Saved entries:
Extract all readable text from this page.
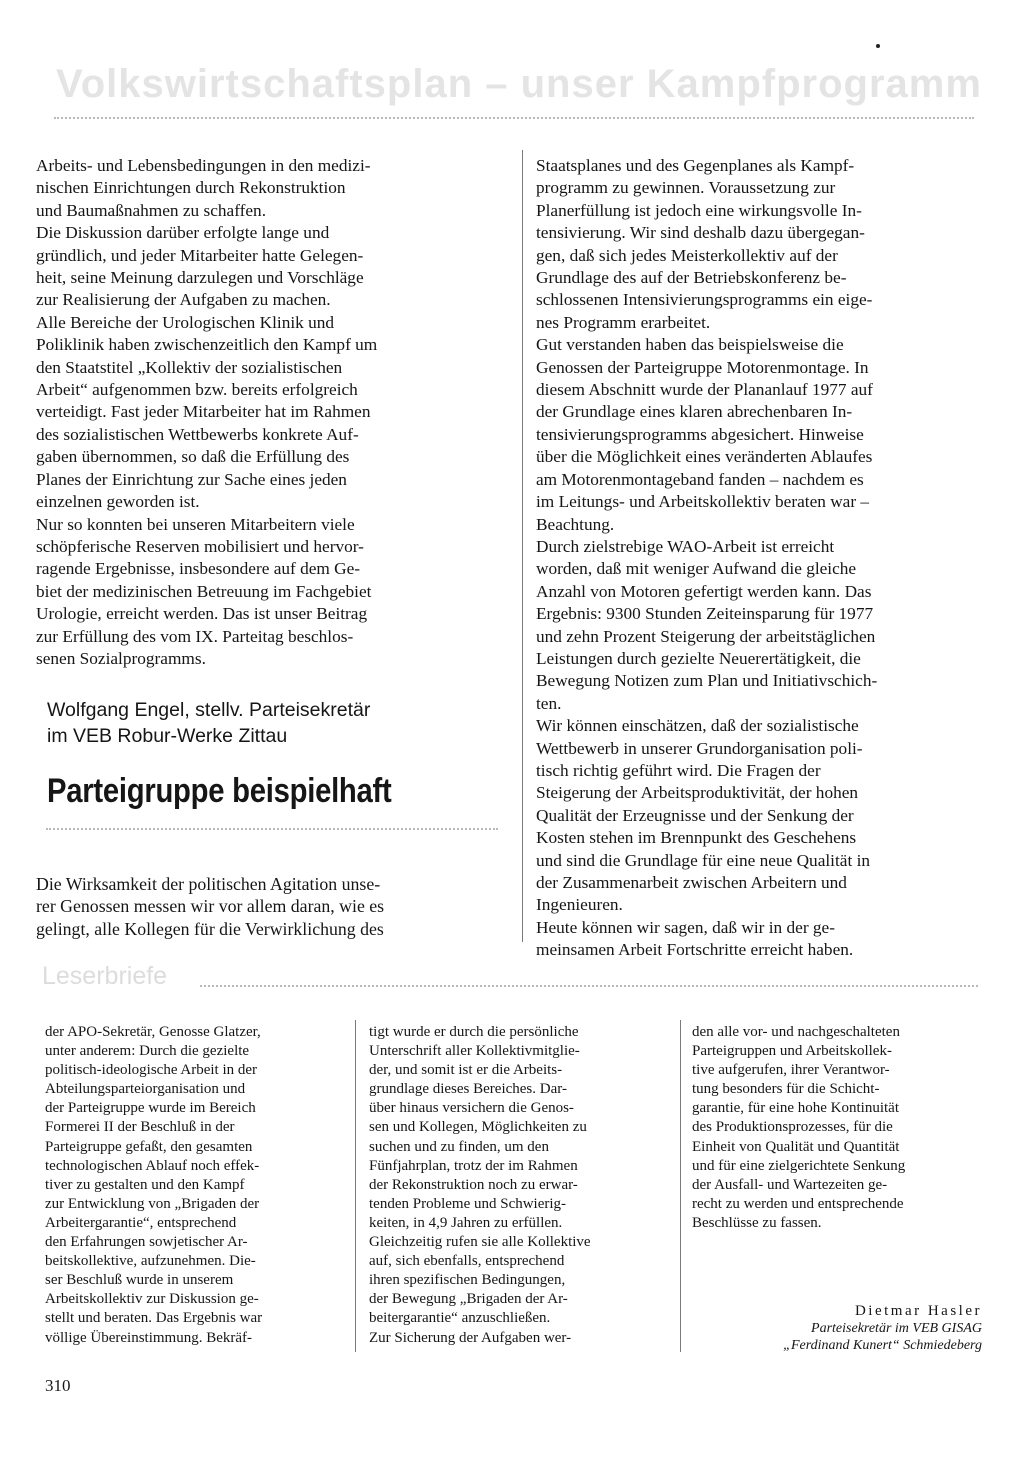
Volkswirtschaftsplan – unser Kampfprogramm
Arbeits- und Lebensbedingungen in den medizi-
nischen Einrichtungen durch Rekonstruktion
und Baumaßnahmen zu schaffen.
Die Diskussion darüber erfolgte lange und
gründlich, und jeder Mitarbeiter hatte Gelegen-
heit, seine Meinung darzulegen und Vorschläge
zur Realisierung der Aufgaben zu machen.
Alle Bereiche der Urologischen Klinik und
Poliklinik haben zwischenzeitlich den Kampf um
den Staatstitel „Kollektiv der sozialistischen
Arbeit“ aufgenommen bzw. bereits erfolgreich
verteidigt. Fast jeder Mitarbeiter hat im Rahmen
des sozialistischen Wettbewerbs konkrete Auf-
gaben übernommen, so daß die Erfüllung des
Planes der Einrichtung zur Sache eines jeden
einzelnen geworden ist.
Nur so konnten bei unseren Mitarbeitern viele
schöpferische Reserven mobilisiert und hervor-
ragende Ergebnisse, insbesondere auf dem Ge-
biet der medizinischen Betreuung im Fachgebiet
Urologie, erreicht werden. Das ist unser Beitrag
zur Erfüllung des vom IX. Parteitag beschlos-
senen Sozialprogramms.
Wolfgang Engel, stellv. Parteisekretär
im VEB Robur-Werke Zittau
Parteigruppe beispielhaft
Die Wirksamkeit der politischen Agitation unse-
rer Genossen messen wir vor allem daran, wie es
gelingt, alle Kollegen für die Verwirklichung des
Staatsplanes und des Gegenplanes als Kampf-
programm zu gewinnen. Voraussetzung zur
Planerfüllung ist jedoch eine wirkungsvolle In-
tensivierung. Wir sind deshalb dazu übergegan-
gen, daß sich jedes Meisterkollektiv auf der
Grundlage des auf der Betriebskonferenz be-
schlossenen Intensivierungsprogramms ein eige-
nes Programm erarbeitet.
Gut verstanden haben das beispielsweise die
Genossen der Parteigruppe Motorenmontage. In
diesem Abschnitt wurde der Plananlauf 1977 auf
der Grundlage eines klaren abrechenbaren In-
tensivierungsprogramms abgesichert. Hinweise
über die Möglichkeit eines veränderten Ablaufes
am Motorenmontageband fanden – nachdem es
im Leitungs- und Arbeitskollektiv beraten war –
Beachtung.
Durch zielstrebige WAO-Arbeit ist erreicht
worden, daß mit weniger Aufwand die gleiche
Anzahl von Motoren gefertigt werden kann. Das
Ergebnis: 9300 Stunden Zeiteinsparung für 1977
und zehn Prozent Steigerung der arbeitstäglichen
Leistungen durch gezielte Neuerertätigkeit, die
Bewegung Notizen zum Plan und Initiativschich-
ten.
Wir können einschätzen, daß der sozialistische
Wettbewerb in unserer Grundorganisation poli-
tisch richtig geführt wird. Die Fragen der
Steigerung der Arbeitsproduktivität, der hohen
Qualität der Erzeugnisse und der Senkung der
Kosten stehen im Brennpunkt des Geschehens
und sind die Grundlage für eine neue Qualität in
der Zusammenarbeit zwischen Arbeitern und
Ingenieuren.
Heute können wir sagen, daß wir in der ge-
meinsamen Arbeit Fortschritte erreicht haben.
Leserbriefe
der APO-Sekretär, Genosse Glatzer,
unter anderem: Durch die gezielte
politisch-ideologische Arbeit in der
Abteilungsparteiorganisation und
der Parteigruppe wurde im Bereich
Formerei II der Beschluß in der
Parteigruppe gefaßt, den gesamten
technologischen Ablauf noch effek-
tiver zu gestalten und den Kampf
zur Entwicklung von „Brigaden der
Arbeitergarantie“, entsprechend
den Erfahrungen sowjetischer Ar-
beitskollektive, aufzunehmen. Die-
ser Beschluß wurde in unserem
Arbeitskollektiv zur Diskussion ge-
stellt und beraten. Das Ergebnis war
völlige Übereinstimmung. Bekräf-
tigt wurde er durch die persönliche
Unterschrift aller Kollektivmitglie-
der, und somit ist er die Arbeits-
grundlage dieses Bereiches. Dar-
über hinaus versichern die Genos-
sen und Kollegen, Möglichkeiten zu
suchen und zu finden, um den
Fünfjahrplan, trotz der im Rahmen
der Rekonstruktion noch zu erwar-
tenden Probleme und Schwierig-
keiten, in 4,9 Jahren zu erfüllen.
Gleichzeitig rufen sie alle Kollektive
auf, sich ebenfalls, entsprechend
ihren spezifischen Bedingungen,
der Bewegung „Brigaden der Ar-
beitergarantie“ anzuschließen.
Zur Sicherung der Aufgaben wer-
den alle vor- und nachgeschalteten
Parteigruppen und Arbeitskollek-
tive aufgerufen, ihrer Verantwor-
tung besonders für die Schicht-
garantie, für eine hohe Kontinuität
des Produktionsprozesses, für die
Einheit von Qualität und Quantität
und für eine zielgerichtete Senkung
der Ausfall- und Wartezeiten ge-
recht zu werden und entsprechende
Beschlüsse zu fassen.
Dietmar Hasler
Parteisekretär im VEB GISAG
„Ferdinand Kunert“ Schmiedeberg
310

* * *

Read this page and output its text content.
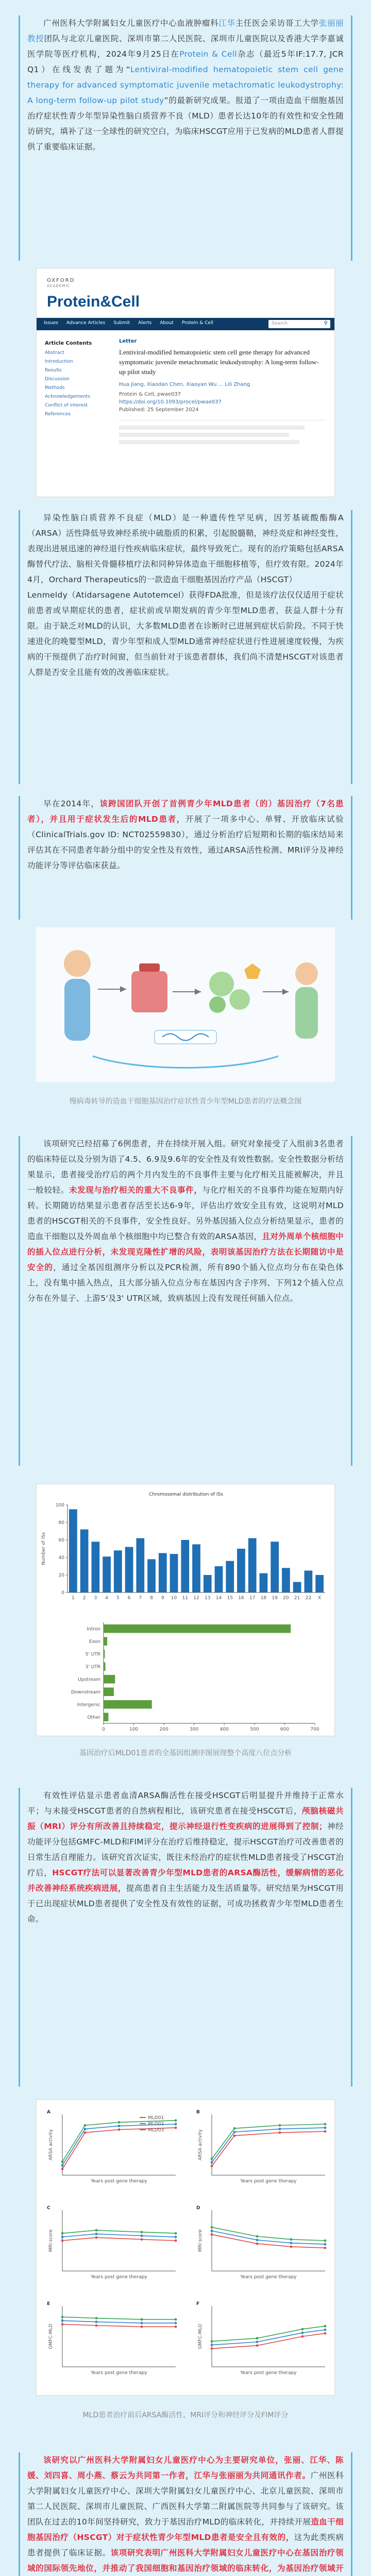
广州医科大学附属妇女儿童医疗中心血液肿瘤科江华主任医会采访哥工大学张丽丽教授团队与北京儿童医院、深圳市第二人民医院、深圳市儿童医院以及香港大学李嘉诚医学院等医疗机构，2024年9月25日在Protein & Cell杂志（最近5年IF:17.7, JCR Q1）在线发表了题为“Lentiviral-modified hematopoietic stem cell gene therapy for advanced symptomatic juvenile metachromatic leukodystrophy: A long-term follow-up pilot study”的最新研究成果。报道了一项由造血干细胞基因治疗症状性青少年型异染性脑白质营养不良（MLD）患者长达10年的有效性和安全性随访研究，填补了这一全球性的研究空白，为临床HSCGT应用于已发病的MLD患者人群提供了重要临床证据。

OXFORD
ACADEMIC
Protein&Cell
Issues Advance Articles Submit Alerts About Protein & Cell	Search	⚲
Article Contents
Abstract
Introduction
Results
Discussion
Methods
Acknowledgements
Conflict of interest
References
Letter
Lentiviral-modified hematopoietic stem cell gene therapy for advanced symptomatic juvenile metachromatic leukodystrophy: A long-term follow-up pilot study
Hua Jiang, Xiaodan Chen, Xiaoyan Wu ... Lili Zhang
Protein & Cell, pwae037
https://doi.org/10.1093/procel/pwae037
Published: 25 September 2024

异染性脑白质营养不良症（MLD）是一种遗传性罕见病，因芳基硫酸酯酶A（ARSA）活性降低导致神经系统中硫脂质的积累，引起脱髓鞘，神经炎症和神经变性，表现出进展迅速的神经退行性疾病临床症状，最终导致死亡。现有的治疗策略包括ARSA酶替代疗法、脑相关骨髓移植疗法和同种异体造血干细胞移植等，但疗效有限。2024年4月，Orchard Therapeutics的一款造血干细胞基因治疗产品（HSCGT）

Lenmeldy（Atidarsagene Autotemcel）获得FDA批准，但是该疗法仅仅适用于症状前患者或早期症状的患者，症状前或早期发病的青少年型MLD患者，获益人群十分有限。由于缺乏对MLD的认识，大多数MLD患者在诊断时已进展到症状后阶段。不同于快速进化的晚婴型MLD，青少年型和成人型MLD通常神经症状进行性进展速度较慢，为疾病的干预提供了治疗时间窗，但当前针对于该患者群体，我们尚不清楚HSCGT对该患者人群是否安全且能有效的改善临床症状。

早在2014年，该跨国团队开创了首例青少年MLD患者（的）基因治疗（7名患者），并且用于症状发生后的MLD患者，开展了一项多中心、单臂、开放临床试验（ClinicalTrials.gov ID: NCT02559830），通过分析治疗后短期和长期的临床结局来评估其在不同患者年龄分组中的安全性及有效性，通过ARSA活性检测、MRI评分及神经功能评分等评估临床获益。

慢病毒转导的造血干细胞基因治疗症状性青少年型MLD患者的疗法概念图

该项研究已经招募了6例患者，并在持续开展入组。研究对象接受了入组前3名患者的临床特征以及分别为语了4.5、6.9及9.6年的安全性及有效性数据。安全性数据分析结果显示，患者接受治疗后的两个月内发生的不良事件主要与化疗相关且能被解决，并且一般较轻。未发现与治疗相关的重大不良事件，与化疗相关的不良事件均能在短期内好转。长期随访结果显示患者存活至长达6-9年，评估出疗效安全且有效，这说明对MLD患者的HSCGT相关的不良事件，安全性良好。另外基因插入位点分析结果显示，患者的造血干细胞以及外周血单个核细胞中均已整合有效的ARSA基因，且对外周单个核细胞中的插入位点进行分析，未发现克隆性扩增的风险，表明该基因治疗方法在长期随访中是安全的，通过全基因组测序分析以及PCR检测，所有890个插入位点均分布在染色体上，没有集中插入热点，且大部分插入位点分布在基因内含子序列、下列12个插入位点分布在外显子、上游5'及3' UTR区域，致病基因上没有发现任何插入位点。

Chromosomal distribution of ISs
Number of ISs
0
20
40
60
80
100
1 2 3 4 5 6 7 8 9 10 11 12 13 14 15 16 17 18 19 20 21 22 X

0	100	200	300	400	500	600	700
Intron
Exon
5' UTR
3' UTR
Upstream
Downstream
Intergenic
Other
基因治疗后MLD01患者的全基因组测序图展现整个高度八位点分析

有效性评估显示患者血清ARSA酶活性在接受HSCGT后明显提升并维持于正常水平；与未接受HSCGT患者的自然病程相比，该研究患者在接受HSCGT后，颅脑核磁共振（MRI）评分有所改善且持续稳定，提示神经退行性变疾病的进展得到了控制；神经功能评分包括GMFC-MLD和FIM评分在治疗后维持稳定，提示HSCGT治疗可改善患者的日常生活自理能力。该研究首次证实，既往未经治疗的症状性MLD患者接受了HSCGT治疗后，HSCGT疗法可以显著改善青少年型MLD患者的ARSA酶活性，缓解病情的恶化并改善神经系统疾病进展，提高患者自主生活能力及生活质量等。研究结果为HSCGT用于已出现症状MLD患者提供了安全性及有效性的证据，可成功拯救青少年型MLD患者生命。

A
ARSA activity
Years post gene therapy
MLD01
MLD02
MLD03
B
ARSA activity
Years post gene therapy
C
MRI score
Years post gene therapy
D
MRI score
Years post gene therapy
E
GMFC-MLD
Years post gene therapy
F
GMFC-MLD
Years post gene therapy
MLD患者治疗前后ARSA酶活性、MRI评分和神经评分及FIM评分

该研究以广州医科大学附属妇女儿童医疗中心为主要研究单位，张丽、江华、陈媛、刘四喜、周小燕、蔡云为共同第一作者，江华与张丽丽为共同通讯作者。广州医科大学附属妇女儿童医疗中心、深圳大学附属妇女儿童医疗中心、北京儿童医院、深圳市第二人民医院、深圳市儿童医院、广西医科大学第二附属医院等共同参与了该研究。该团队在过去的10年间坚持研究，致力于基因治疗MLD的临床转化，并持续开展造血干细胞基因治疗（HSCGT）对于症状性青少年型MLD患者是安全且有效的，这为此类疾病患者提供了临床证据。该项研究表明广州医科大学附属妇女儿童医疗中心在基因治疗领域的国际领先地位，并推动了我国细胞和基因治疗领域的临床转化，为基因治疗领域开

==

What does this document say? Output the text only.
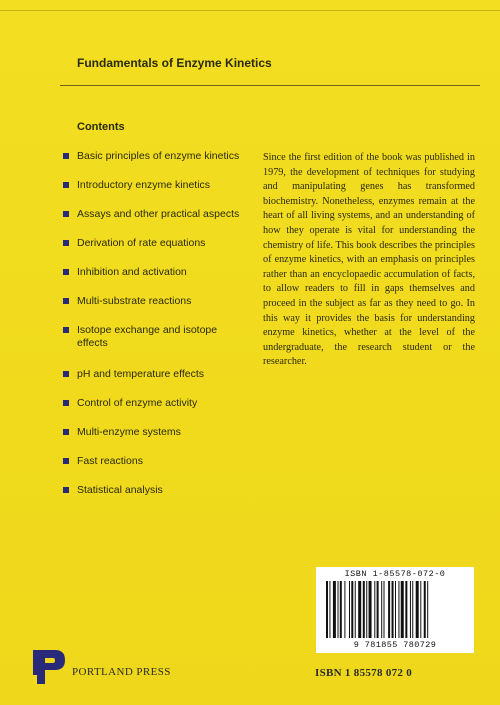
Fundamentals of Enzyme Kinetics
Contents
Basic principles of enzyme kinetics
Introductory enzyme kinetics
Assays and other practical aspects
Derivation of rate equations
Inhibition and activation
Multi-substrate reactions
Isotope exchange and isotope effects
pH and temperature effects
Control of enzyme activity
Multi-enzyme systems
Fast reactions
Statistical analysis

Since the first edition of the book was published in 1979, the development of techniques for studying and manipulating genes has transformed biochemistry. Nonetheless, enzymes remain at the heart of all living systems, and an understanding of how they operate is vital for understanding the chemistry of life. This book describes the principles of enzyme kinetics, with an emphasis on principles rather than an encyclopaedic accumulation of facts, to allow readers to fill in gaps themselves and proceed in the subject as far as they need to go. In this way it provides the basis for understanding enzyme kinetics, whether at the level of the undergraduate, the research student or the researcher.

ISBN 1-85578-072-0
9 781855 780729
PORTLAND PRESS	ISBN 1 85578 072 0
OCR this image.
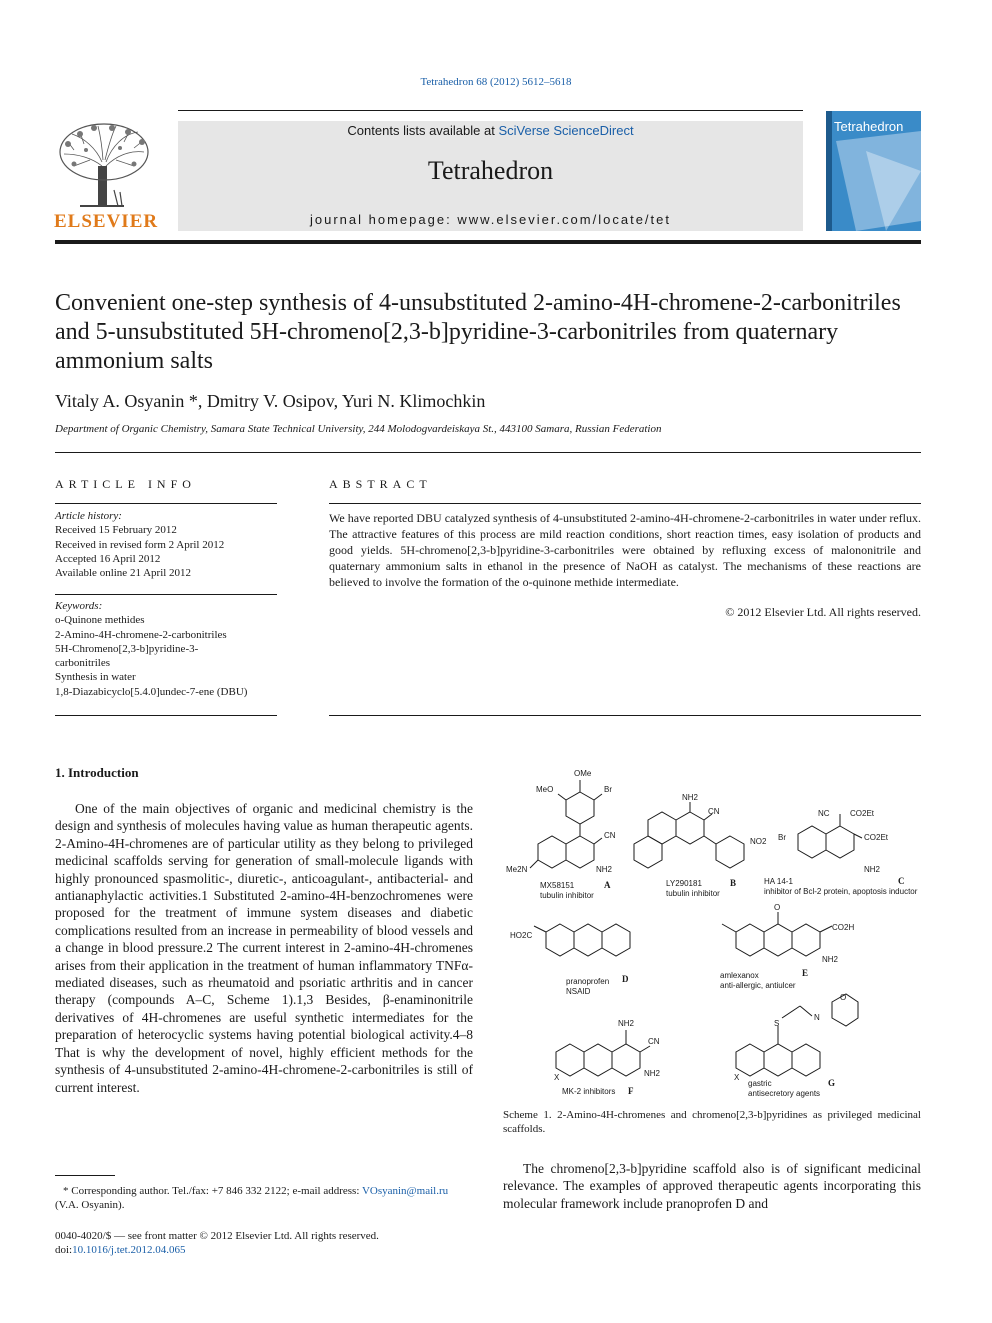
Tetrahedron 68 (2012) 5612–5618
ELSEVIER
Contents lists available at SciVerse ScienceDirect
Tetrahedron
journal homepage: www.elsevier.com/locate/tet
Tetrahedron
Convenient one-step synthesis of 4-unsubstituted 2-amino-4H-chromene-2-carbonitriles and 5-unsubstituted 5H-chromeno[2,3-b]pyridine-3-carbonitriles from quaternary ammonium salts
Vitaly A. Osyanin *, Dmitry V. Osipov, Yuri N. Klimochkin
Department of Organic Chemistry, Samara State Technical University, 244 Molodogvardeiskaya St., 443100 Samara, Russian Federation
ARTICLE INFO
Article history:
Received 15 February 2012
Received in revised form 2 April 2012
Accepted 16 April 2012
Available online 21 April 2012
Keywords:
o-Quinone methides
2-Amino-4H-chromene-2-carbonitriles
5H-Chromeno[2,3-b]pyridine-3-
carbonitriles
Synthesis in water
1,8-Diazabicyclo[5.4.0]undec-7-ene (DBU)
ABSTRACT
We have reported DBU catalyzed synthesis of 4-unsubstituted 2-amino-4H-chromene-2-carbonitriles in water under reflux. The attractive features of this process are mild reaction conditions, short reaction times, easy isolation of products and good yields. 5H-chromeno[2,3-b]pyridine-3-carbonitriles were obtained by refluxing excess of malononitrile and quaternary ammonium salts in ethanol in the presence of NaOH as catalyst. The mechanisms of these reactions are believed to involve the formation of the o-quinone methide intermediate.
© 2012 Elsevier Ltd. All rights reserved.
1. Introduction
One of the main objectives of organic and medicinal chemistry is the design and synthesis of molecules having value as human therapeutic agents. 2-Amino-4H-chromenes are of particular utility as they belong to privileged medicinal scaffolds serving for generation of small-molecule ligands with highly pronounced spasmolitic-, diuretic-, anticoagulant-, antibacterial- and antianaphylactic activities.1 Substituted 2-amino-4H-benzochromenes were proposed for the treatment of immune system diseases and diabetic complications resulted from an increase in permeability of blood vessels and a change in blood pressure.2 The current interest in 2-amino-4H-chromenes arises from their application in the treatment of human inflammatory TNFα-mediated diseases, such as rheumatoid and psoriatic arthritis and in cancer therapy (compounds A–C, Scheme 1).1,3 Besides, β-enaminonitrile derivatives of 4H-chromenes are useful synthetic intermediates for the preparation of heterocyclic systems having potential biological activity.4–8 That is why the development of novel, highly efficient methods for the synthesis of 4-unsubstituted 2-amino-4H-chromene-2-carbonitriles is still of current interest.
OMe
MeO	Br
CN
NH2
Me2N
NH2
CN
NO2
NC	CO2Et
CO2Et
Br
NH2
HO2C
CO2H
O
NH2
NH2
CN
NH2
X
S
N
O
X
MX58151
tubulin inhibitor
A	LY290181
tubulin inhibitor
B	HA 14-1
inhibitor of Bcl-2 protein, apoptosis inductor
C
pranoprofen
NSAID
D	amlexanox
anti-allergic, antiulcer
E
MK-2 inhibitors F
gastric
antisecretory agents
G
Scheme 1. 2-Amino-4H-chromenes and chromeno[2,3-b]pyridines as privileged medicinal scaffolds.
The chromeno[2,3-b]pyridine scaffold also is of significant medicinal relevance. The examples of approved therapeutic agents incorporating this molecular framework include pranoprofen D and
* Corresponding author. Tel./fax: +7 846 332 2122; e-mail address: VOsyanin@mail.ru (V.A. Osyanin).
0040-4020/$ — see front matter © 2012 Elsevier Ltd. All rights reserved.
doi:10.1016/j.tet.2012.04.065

» Task description
Copy out the lines of the data where the string "Aufgaben" occurs.

» Written response
zur Realisierung der Aufgaben zu machen.
Zur Sicherung der Aufgaben wer-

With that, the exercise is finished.